## INSTRUCTIONS TO FOLLOW:
Set the data down again, exactly as it reads, but without the pictures.

(Entries from a dataset)
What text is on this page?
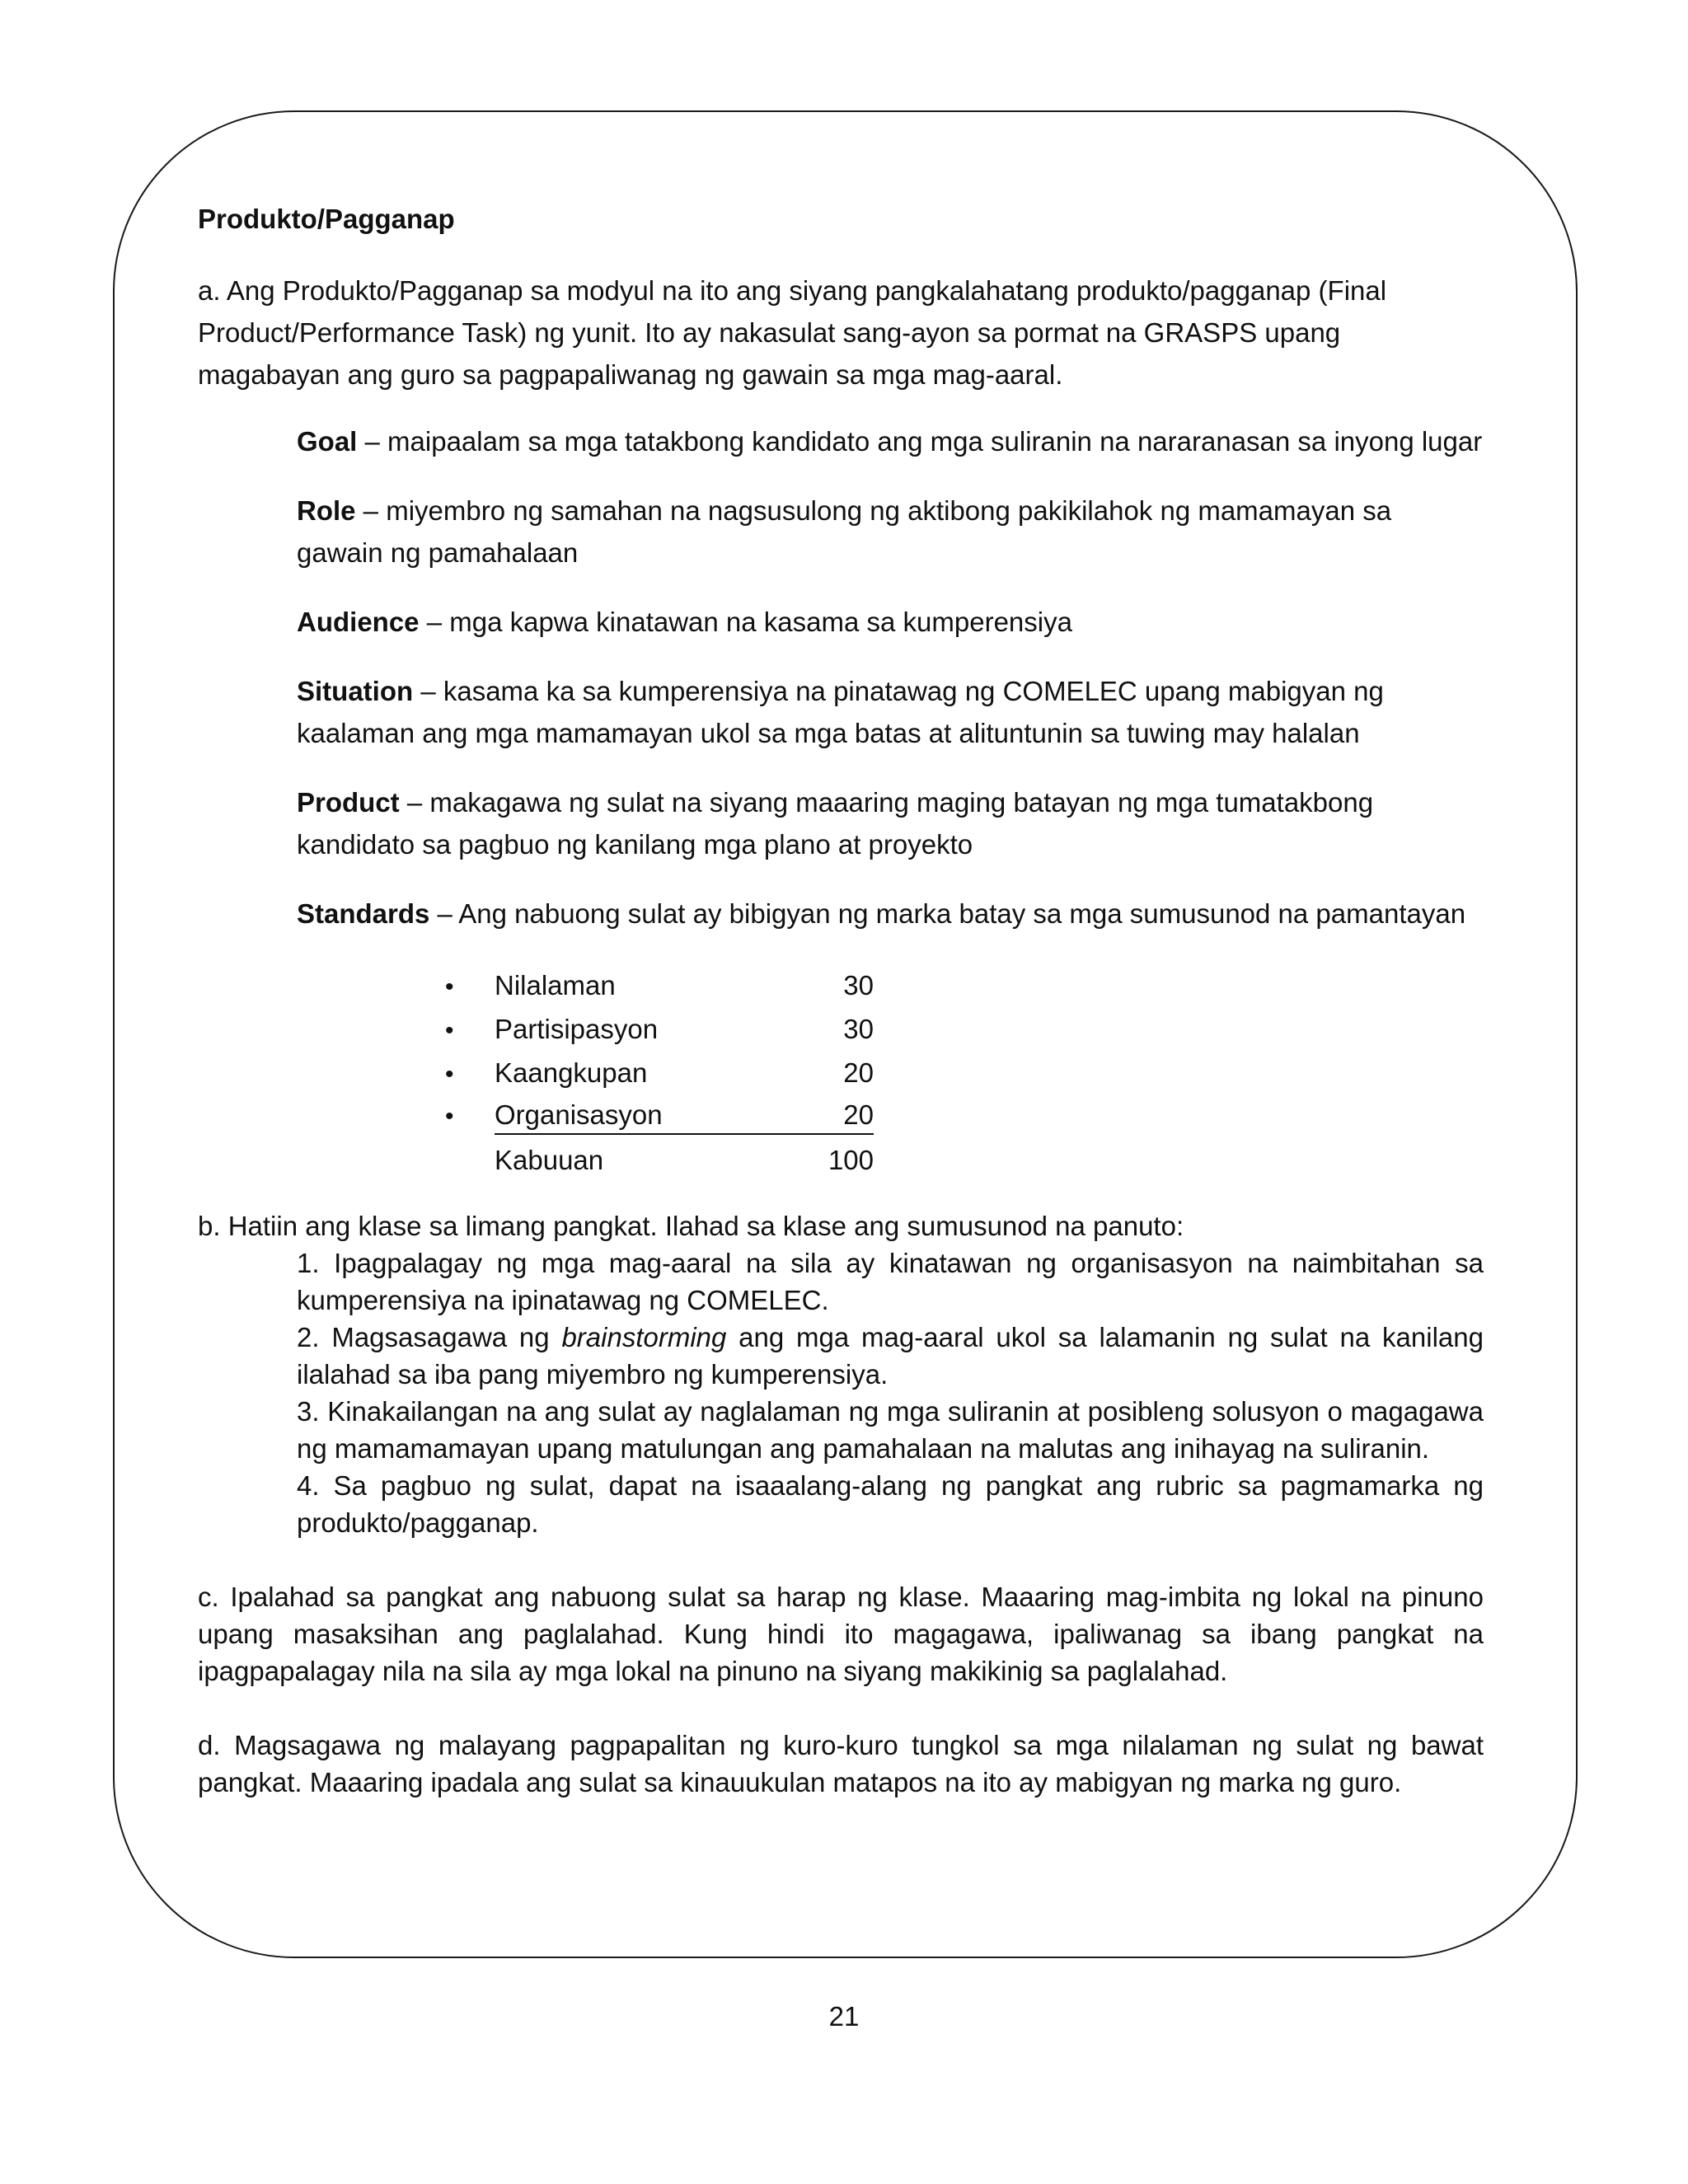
Produkto/Pagganap

a. Ang Produkto/Pagganap sa modyul na ito ang siyang pangkalahatang produkto/pagganap (Final Product/Performance Task) ng yunit. Ito ay nakasulat sang-ayon sa pormat na GRASPS upang magabayan ang guro sa pagpapaliwanag ng gawain sa mga mag-aaral.

Goal – maipaalam sa mga tatakbong kandidato ang mga suliranin na nararanasan sa inyong lugar

Role – miyembro ng samahan na nagsusulong ng aktibong pakikilahok ng mamamayan sa gawain ng pamahalaan

Audience – mga kapwa kinatawan na kasama sa kumperensiya

Situation – kasama ka sa kumperensiya na pinatawag ng COMELEC upang mabigyan ng kaalaman ang mga mamamayan ukol sa mga batas at alituntunin sa tuwing may halalan

Product – makagawa ng sulat na siyang maaaring maging batayan ng mga tumatakbong kandidato sa pagbuo ng kanilang mga plano at proyekto

Standards – Ang nabuong sulat ay bibigyan ng marka batay sa mga sumusunod na pamantayan

•	Nilalaman	30
•	Partisipasyon	30
•	Kaangkupan	20
•	Organisasyon	20
Kabuuan	100

b. Hatiin ang klase sa limang pangkat. Ilahad sa klase ang sumusunod na panuto:

1. Ipagpalagay ng mga mag-aaral na sila ay kinatawan ng organisasyon na naimbitahan sa kumperensiya na ipinatawag ng COMELEC.

2. Magsasagawa ng brainstorming ang mga mag-aaral ukol sa lalamanin ng sulat na kanilang ilalahad sa iba pang miyembro ng kumperensiya.

3. Kinakailangan na ang sulat ay naglalaman ng mga suliranin at posibleng solusyon o magagawa ng mamamamayan upang matulungan ang pamahalaan na malutas ang inihayag na suliranin.

4. Sa pagbuo ng sulat, dapat na isaaalang-alang ng pangkat ang rubric sa pagmamarka ng produkto/pagganap.

c. Ipalahad sa pangkat ang nabuong sulat sa harap ng klase. Maaaring mag-imbita ng lokal na pinuno upang masaksihan ang paglalahad. Kung hindi ito magagawa, ipaliwanag sa ibang pangkat na ipagpapalagay nila na sila ay mga lokal na pinuno na siyang makikinig sa paglalahad.

d. Magsagawa ng malayang pagpapalitan ng kuro-kuro tungkol sa mga nilalaman ng sulat ng bawat pangkat. Maaaring ipadala ang sulat sa kinauukulan matapos na ito ay mabigyan ng marka ng guro.

21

## PROBLEM SOLUTION:
What text is on this page?
Produkto/Pagganap

a. Ang Produkto/Pagganap sa modyul na ito ang siyang pangkalahatang produkto/pagganap (Final Product/Performance Task) ng yunit. Ito ay nakasulat sang-ayon sa pormat na GRASPS upang magabayan ang guro sa pagpapaliwanag ng gawain sa mga mag-aaral.

Goal – maipaalam sa mga tatakbong kandidato ang mga suliranin na nararanasan sa inyong lugar

Role – miyembro ng samahan na nagsusulong ng aktibong pakikilahok ng mamamayan sa gawain ng pamahalaan

Audience – mga kapwa kinatawan na kasama sa kumperensiya

Situation – kasama ka sa kumperensiya na pinatawag ng COMELEC upang mabigyan ng kaalaman ang mga mamamayan ukol sa mga batas at alituntunin sa tuwing may halalan

Product – makagawa ng sulat na siyang maaaring maging batayan ng mga tumatakbong kandidato sa pagbuo ng kanilang mga plano at proyekto

Standards – Ang nabuong sulat ay bibigyan ng marka batay sa mga sumusunod na pamantayan

•	Nilalaman	30
•	Partisipasyon	30
•	Kaangkupan	20
•	Organisasyon	20
Kabuuan	100

b. Hatiin ang klase sa limang pangkat. Ilahad sa klase ang sumusunod na panuto:

1. Ipagpalagay ng mga mag-aaral na sila ay kinatawan ng organisasyon na naimbitahan sa kumperensiya na ipinatawag ng COMELEC.

2. Magsasagawa ng brainstorming ang mga mag-aaral ukol sa lalamanin ng sulat na kanilang ilalahad sa iba pang miyembro ng kumperensiya.

3. Kinakailangan na ang sulat ay naglalaman ng mga suliranin at posibleng solusyon o magagawa ng mamamamayan upang matulungan ang pamahalaan na malutas ang inihayag na suliranin.

4. Sa pagbuo ng sulat, dapat na isaaalang-alang ng pangkat ang rubric sa pagmamarka ng produkto/pagganap.

c. Ipalahad sa pangkat ang nabuong sulat sa harap ng klase. Maaaring mag-imbita ng lokal na pinuno upang masaksihan ang paglalahad. Kung hindi ito magagawa, ipaliwanag sa ibang pangkat na ipagpapalagay nila na sila ay mga lokal na pinuno na siyang makikinig sa paglalahad.

d. Magsagawa ng malayang pagpapalitan ng kuro-kuro tungkol sa mga nilalaman ng sulat ng bawat pangkat. Maaaring ipadala ang sulat sa kinauukulan matapos na ito ay mabigyan ng marka ng guro.

21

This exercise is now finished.